#### [Required work]
Leave the pictures out, and retype all of the material exactly as written.

#### [Provided records]
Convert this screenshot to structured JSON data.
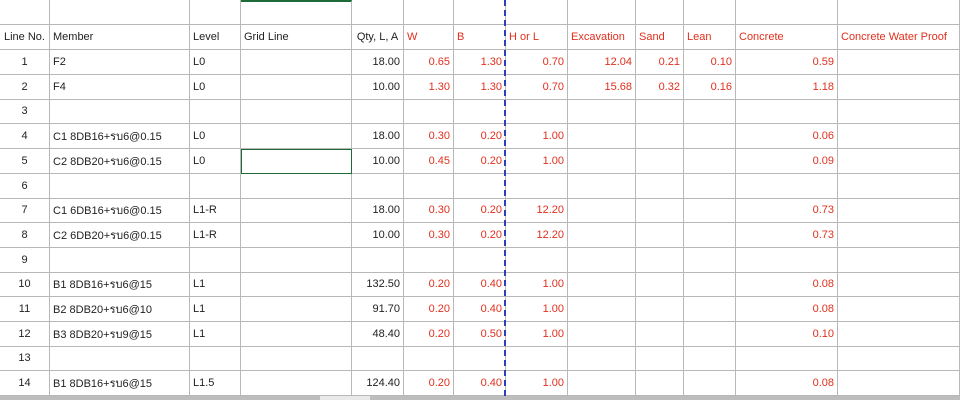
{
  "headers": {
    "line_no": "Line No.",
    "member": "Member",
    "level": "Level",
    "grid_line": "Grid Line",
    "qty": "Qty, L, A",
    "w": "W",
    "b": "B",
    "h": "H or L",
    "excavation": "Excavation",
    "sand": "Sand",
    "lean": "Lean",
    "concrete": "Concrete",
    "waterproof": "Concrete Water Proof"
  },
  "rows": [
    {
      "line": "1",
      "member": "F2",
      "level": "L0",
      "grid": "",
      "qty": "18.00",
      "w": "0.65",
      "b": "1.30",
      "h": "0.70",
      "exc": "12.04",
      "sand": "0.21",
      "lean": "0.10",
      "conc": "0.59",
      "wp": ""
    },
    {
      "line": "2",
      "member": "F4",
      "level": "L0",
      "grid": "",
      "qty": "10.00",
      "w": "1.30",
      "b": "1.30",
      "h": "0.70",
      "exc": "15.68",
      "sand": "0.32",
      "lean": "0.16",
      "conc": "1.18",
      "wp": ""
    },
    {
      "line": "3",
      "member": "",
      "level": "",
      "grid": "",
      "qty": "",
      "w": "",
      "b": "",
      "h": "",
      "exc": "",
      "sand": "",
      "lean": "",
      "conc": "",
      "wp": ""
    },
    {
      "line": "4",
      "member": "C1 8DB16+รบ6@0.15",
      "level": "L0",
      "grid": "",
      "qty": "18.00",
      "w": "0.30",
      "b": "0.20",
      "h": "1.00",
      "exc": "",
      "sand": "",
      "lean": "",
      "conc": "0.06",
      "wp": ""
    },
    {
      "line": "5",
      "member": "C2 8DB20+รบ6@0.15",
      "level": "L0",
      "grid": "",
      "qty": "10.00",
      "w": "0.45",
      "b": "0.20",
      "h": "1.00",
      "exc": "",
      "sand": "",
      "lean": "",
      "conc": "0.09",
      "wp": ""
    },
    {
      "line": "6",
      "member": "",
      "level": "",
      "grid": "",
      "qty": "",
      "w": "",
      "b": "",
      "h": "",
      "exc": "",
      "sand": "",
      "lean": "",
      "conc": "",
      "wp": ""
    },
    {
      "line": "7",
      "member": "C1 6DB16+รบ6@0.15",
      "level": "L1-R",
      "grid": "",
      "qty": "18.00",
      "w": "0.30",
      "b": "0.20",
      "h": "12.20",
      "exc": "",
      "sand": "",
      "lean": "",
      "conc": "0.73",
      "wp": ""
    },
    {
      "line": "8",
      "member": "C2 6DB20+รบ6@0.15",
      "level": "L1-R",
      "grid": "",
      "qty": "10.00",
      "w": "0.30",
      "b": "0.20",
      "h": "12.20",
      "exc": "",
      "sand": "",
      "lean": "",
      "conc": "0.73",
      "wp": ""
    },
    {
      "line": "9",
      "member": "",
      "level": "",
      "grid": "",
      "qty": "",
      "w": "",
      "b": "",
      "h": "",
      "exc": "",
      "sand": "",
      "lean": "",
      "conc": "",
      "wp": ""
    },
    {
      "line": "10",
      "member": "B1 8DB16+รบ6@15",
      "level": "L1",
      "grid": "",
      "qty": "132.50",
      "w": "0.20",
      "b": "0.40",
      "h": "1.00",
      "exc": "",
      "sand": "",
      "lean": "",
      "conc": "0.08",
      "wp": ""
    },
    {
      "line": "11",
      "member": "B2 8DB20+รบ6@10",
      "level": "L1",
      "grid": "",
      "qty": "91.70",
      "w": "0.20",
      "b": "0.40",
      "h": "1.00",
      "exc": "",
      "sand": "",
      "lean": "",
      "conc": "0.08",
      "wp": ""
    },
    {
      "line": "12",
      "member": "B3 8DB20+รบ9@15",
      "level": "L1",
      "grid": "",
      "qty": "48.40",
      "w": "0.20",
      "b": "0.50",
      "h": "1.00",
      "exc": "",
      "sand": "",
      "lean": "",
      "conc": "0.10",
      "wp": ""
    },
    {
      "line": "13",
      "member": "",
      "level": "",
      "grid": "",
      "qty": "",
      "w": "",
      "b": "",
      "h": "",
      "exc": "",
      "sand": "",
      "lean": "",
      "conc": "",
      "wp": ""
    },
    {
      "line": "14",
      "member": "B1 8DB16+รบ6@15",
      "level": "L1.5",
      "grid": "",
      "qty": "124.40",
      "w": "0.20",
      "b": "0.40",
      "h": "1.00",
      "exc": "",
      "sand": "",
      "lean": "",
      "conc": "0.08",
      "wp": ""
    }
  ],
  "colors": {
    "red_text": "#e0301e",
    "grid_border": "#b8b8b8",
    "active_cell_border": "#1e6b3a",
    "page_break_line": "#2b3fb8"
  }
}
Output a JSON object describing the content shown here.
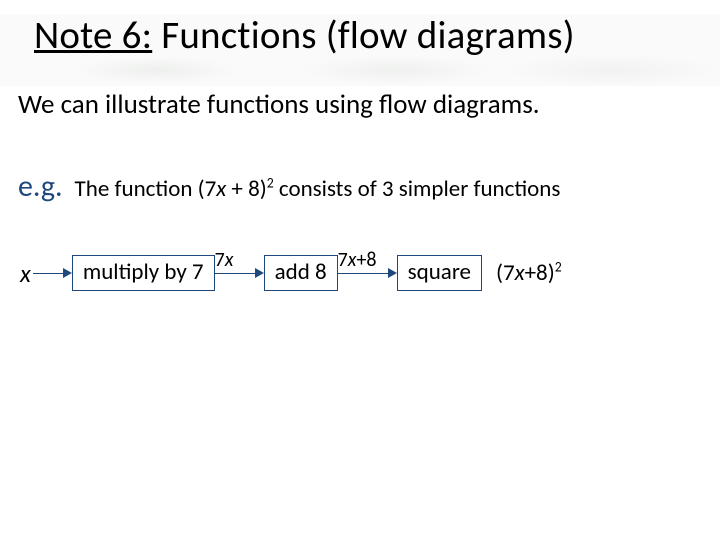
{
  "title": {
    "underlined": "Note 6:",
    "rest": "  Functions (flow diagrams)"
  },
  "intro": "We can illustrate functions using flow diagrams.",
  "example": {
    "label": "e.g.",
    "pre": "The function  (7",
    "var1": "x",
    "mid": " + 8)",
    "exp": "2",
    "post": "  consists of 3 simpler functions"
  },
  "flow": {
    "input": "x",
    "box1": "multiply by 7",
    "label1_pre": "7",
    "label1_var": "x",
    "box2": "add 8",
    "label2_pre": "7",
    "label2_var": "x",
    "label2_post": "+8",
    "box3": "square",
    "result_pre": "(7",
    "result_var": "x",
    "result_post": "+8)",
    "result_exp": "2"
  }
}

#### [Task output]
Convert this screenshot to structured JSON data.
{
  "headers": {
    "line_no": "Line No.",
    "member": "Member",
    "level": "Level",
    "grid_line": "Grid Line",
    "qty": "Qty, L, A",
    "w": "W",
    "b": "B",
    "h": "H or L",
    "excavation": "Excavation",
    "sand": "Sand",
    "lean": "Lean",
    "concrete": "Concrete",
    "waterproof": "Concrete Water Proof"
  },
  "rows": [
    {
      "line": "1",
      "member": "F2",
      "level": "L0",
      "grid": "",
      "qty": "18.00",
      "w": "0.65",
      "b": "1.30",
      "h": "0.70",
      "exc": "12.04",
      "sand": "0.21",
      "lean": "0.10",
      "conc": "0.59",
      "wp": ""
    },
    {
      "line": "2",
      "member": "F4",
      "level": "L0",
      "grid": "",
      "qty": "10.00",
      "w": "1.30",
      "b": "1.30",
      "h": "0.70",
      "exc": "15.68",
      "sand": "0.32",
      "lean": "0.16",
      "conc": "1.18",
      "wp": ""
    },
    {
      "line": "3",
      "member": "",
      "level": "",
      "grid": "",
      "qty": "",
      "w": "",
      "b": "",
      "h": "",
      "exc": "",
      "sand": "",
      "lean": "",
      "conc": "",
      "wp": ""
    },
    {
      "line": "4",
      "member": "C1 8DB16+รบ6@0.15",
      "level": "L0",
      "grid": "",
      "qty": "18.00",
      "w": "0.30",
      "b": "0.20",
      "h": "1.00",
      "exc": "",
      "sand": "",
      "lean": "",
      "conc": "0.06",
      "wp": ""
    },
    {
      "line": "5",
      "member": "C2 8DB20+รบ6@0.15",
      "level": "L0",
      "grid": "",
      "qty": "10.00",
      "w": "0.45",
      "b": "0.20",
      "h": "1.00",
      "exc": "",
      "sand": "",
      "lean": "",
      "conc": "0.09",
      "wp": ""
    },
    {
      "line": "6",
      "member": "",
      "level": "",
      "grid": "",
      "qty": "",
      "w": "",
      "b": "",
      "h": "",
      "exc": "",
      "sand": "",
      "lean": "",
      "conc": "",
      "wp": ""
    },
    {
      "line": "7",
      "member": "C1 6DB16+รบ6@0.15",
      "level": "L1-R",
      "grid": "",
      "qty": "18.00",
      "w": "0.30",
      "b": "0.20",
      "h": "12.20",
      "exc": "",
      "sand": "",
      "lean": "",
      "conc": "0.73",
      "wp": ""
    },
    {
      "line": "8",
      "member": "C2 6DB20+รบ6@0.15",
      "level": "L1-R",
      "grid": "",
      "qty": "10.00",
      "w": "0.30",
      "b": "0.20",
      "h": "12.20",
      "exc": "",
      "sand": "",
      "lean": "",
      "conc": "0.73",
      "wp": ""
    },
    {
      "line": "9",
      "member": "",
      "level": "",
      "grid": "",
      "qty": "",
      "w": "",
      "b": "",
      "h": "",
      "exc": "",
      "sand": "",
      "lean": "",
      "conc": "",
      "wp": ""
    },
    {
      "line": "10",
      "member": "B1 8DB16+รบ6@15",
      "level": "L1",
      "grid": "",
      "qty": "132.50",
      "w": "0.20",
      "b": "0.40",
      "h": "1.00",
      "exc": "",
      "sand": "",
      "lean": "",
      "conc": "0.08",
      "wp": ""
    },
    {
      "line": "11",
      "member": "B2 8DB20+รบ6@10",
      "level": "L1",
      "grid": "",
      "qty": "91.70",
      "w": "0.20",
      "b": "0.40",
      "h": "1.00",
      "exc": "",
      "sand": "",
      "lean": "",
      "conc": "0.08",
      "wp": ""
    },
    {
      "line": "12",
      "member": "B3 8DB20+รบ9@15",
      "level": "L1",
      "grid": "",
      "qty": "48.40",
      "w": "0.20",
      "b": "0.50",
      "h": "1.00",
      "exc": "",
      "sand": "",
      "lean": "",
      "conc": "0.10",
      "wp": ""
    },
    {
      "line": "13",
      "member": "",
      "level": "",
      "grid": "",
      "qty": "",
      "w": "",
      "b": "",
      "h": "",
      "exc": "",
      "sand": "",
      "lean": "",
      "conc": "",
      "wp": ""
    },
    {
      "line": "14",
      "member": "B1 8DB16+รบ6@15",
      "level": "L1.5",
      "grid": "",
      "qty": "124.40",
      "w": "0.20",
      "b": "0.40",
      "h": "1.00",
      "exc": "",
      "sand": "",
      "lean": "",
      "conc": "0.08",
      "wp": ""
    }
  ],
  "colors": {
    "red_text": "#e0301e",
    "grid_border": "#b8b8b8",
    "active_cell_border": "#1e6b3a",
    "page_break_line": "#2b3fb8"
  }
}
Output a JSON object describing the content shown here.
{
  "title": {
    "underlined": "Note 6:",
    "rest": "  Functions (flow diagrams)"
  },
  "intro": "We can illustrate functions using flow diagrams.",
  "example": {
    "label": "e.g.",
    "pre": "The function  (7",
    "var1": "x",
    "mid": " + 8)",
    "exp": "2",
    "post": "  consists of 3 simpler functions"
  },
  "flow": {
    "input": "x",
    "box1": "multiply by 7",
    "label1_pre": "7",
    "label1_var": "x",
    "box2": "add 8",
    "label2_pre": "7",
    "label2_var": "x",
    "label2_post": "+8",
    "box3": "square",
    "result_pre": "(7",
    "result_var": "x",
    "result_post": "+8)",
    "result_exp": "2"
  }
}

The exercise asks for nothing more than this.